原文:
::::::::::

染付鱗文盃台

そめつけうろこもんはいだい

概要

染付鱗文盃台

そめつけうろこもんはいだい

陶磁

磁器/染付

H.90mm, Dm.70mm

国際基督教大学博物館 湯浅八郎記念館

盃台は、客に酒を勧めるとき、盃を載せる器で、懐石道具の一種として知られる。本来は木製で漆塗り、引盃[ひきさかずき]と呼ばれる塗りの盃を重ねて用いる。陶磁器の発達にともない、やきものの盃台が現れるようになった。様々な形と文様が施されたものが有田、美濃、瀬戸、九谷、京都など各地の窯で作られた。献酬の際、返杯の時に盃を洗うために水を入れておく盃洗と共に使用された。盃台と盃洗が使われるようになったのは、燗酒の習慣が始まった江戸時代以降のことだといわれる。鱗文は、三角形を連続させた文様。龍や大蛇の鱗を連想させることから、この名で呼ばれ、病魔を排する呪力を持つと信じられてきた。能や歌舞伎では、鬼女や蛇の化身の衣裳の文様に使われる。先の尖った三角を繋いだ文様は鋸歯文と呼ばれ、日本でも弥生時代から銅鐸などに描かれてきた。

::::::::::

資料:
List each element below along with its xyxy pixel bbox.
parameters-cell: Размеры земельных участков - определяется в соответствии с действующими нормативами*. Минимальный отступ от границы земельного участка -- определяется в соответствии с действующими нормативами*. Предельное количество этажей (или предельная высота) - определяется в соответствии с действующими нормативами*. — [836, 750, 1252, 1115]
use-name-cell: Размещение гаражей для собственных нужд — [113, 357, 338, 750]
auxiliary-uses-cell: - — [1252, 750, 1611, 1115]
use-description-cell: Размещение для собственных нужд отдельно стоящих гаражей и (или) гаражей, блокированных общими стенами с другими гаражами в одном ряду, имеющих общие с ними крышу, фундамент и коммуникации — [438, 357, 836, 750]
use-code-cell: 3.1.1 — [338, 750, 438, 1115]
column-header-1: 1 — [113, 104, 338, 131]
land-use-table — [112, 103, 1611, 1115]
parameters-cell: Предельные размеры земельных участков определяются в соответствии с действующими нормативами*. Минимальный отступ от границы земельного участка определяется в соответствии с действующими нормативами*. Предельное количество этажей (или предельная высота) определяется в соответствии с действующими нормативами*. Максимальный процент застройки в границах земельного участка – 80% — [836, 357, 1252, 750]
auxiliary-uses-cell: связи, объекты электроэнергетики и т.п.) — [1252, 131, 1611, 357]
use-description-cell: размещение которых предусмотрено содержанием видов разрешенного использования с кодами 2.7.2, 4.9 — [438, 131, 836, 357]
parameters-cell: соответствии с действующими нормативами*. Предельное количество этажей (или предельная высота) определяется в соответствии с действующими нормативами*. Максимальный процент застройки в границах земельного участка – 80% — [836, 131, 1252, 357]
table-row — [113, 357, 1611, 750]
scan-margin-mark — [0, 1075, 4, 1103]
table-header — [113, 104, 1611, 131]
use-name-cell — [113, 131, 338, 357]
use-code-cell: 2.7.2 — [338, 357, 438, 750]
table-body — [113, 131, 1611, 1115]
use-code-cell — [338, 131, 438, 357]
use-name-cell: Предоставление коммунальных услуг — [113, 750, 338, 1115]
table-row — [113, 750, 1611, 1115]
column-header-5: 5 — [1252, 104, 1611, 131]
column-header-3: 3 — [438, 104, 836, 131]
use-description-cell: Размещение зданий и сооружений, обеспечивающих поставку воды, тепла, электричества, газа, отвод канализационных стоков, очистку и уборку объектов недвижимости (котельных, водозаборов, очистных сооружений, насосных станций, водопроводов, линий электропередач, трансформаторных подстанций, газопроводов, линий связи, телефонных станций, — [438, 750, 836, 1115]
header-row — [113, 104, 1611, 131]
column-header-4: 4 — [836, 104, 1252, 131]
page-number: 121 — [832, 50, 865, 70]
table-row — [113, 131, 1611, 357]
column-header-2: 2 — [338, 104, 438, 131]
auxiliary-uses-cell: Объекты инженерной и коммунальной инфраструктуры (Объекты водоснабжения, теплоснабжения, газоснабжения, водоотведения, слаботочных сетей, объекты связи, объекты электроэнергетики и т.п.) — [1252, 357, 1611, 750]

::::::::::

実施課題:
- A) 次の記述(i)〜(iii)が原文の内容と一致するかを、それぞれ「はい」か「いいえ」で答え、判断の決め手となる原文の語句を正確に引用してください。
(i) 盃台は本来、木製で漆塗りのものである。
(ii) 盃台と盃洗が使われ始めたのは室町時代からだといわれる。
(iii) 鱗文には病魔を排する呪力があると信じられてきた。
- B) 原文のうち「国際基督教大学博物館 湯浅八郎記念館」で始まり「から銅鐸などに描かれてきた。」で終わる部分を、「盃洗」を「杯洗」と呼び替えて書き直してください。

課題別解答:
- A)
(i) はい。「本来は木製で漆塗り」
(ii) いいえ。「燗酒の習慣が始まった江戸時代以降のことだといわれる」
(iii) はい。「病魔を排する呪力を持つと信じられてきた」

- B)
国際基督教大学博物館 湯浅八郎記念館

盃台は、客に酒を勧めるとき、盃を載せる器で、懐石道具の一種として知られる。本来は木製で漆塗り、引盃[ひきさかずき]と呼ばれる塗りの盃を重ねて用いる。陶磁器の発達にともない、やきものの盃台が現れるようになった。様々な形と文様が施されたものが有田、美濃、瀬戸、九谷、京都など各地の窯で作られた。献酬の際、返杯の時に盃を洗うために水を入れておく杯洗と共に使用された。盃台と杯洗が使われるようになったのは、燗酒の習慣が始まった江戸時代以降のことだといわれる。鱗文は、三角形を連続させた文様。龍や大蛇の鱗を連想させることから、この名で呼ばれ、病魔を排する呪力を持つと信じられてきた。能や歌舞伎では、鬼女や蛇の化身の衣裳の文様に使われる。先の尖った三角を繋いだ文様は鋸歯文と呼ばれ、日本でも弥生時代から銅鐸などに描かれてきた。